Your instructions.
Determine how many lines carry the word "nặng". Output that number only.

Listed records.
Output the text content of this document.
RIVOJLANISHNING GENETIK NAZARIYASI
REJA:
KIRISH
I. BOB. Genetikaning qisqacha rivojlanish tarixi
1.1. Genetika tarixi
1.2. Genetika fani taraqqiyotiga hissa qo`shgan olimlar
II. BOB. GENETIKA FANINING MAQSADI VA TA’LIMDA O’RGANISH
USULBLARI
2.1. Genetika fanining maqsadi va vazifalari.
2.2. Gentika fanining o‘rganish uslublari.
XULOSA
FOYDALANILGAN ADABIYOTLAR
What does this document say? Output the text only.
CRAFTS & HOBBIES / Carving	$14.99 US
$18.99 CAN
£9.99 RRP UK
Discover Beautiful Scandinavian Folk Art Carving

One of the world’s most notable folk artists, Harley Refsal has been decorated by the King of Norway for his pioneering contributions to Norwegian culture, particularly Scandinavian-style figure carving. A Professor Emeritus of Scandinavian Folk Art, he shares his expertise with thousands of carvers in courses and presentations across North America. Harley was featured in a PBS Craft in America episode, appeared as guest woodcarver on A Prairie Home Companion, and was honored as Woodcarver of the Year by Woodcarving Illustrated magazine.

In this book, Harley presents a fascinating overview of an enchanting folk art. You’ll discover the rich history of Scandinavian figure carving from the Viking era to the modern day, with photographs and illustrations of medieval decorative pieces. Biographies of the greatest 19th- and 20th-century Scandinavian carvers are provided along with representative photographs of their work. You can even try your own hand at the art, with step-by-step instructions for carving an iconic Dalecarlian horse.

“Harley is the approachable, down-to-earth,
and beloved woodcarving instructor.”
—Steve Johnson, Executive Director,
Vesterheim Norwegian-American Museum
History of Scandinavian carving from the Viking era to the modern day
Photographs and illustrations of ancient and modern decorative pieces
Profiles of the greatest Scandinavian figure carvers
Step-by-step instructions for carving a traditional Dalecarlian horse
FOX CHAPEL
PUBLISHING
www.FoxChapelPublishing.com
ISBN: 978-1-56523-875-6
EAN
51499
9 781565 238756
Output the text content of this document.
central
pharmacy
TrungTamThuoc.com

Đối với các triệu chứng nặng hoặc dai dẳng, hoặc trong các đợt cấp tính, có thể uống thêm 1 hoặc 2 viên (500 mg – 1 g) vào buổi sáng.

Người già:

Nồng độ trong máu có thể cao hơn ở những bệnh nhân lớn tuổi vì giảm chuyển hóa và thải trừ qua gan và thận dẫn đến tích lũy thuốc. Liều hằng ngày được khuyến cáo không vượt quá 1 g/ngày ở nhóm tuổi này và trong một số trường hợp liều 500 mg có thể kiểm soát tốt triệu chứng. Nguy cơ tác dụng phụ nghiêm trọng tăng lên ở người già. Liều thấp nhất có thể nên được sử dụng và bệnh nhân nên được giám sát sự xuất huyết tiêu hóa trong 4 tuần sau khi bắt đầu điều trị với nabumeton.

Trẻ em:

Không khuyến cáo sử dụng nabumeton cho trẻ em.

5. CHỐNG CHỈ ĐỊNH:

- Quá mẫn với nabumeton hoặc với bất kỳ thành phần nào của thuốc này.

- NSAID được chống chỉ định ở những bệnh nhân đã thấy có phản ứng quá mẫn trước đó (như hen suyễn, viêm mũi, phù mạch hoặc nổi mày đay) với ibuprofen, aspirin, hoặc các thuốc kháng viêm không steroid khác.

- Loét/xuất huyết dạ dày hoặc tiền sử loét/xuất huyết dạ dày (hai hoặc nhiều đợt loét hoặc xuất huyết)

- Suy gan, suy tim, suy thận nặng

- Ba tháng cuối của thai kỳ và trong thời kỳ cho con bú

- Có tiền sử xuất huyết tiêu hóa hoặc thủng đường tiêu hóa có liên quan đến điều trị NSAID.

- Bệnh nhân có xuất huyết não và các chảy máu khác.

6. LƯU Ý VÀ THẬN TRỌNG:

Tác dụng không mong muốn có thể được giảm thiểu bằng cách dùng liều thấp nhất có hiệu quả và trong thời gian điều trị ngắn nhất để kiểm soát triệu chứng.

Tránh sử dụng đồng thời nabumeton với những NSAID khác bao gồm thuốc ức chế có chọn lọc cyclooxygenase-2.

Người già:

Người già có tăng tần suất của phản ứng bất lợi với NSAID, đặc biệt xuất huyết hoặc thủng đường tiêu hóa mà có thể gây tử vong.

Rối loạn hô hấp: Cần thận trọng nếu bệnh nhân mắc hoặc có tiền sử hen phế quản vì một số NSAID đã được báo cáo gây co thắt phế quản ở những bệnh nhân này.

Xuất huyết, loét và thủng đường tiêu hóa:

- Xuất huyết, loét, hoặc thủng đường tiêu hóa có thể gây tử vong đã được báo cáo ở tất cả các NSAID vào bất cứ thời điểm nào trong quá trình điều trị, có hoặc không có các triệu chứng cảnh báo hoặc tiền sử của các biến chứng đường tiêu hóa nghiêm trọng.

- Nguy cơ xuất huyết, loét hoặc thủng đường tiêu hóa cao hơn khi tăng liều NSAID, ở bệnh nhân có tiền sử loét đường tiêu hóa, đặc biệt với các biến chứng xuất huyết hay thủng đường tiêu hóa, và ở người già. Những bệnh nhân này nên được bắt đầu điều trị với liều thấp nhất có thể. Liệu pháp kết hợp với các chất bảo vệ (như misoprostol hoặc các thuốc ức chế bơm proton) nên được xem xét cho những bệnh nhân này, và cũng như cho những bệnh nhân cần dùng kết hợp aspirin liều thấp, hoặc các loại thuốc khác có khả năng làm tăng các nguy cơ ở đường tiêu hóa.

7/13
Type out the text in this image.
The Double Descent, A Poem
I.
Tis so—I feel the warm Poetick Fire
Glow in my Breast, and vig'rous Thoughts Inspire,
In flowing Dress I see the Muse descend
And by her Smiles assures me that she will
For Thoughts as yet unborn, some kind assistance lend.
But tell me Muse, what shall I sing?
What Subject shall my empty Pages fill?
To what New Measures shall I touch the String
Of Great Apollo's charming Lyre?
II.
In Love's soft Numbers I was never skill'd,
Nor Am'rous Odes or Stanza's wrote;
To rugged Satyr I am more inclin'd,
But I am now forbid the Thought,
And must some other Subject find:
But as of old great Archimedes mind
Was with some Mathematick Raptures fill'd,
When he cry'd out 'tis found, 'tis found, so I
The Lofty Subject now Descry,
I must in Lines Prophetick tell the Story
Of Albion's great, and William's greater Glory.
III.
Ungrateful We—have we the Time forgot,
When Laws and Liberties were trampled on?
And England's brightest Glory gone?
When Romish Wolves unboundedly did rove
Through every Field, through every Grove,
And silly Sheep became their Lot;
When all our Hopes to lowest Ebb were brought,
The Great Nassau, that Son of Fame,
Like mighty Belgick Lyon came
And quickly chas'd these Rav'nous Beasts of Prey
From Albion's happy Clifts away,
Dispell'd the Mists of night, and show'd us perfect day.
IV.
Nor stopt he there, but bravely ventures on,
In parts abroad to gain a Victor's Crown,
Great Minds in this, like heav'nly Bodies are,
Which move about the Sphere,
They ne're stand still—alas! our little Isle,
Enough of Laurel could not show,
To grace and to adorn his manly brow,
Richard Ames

Answer for the task.
2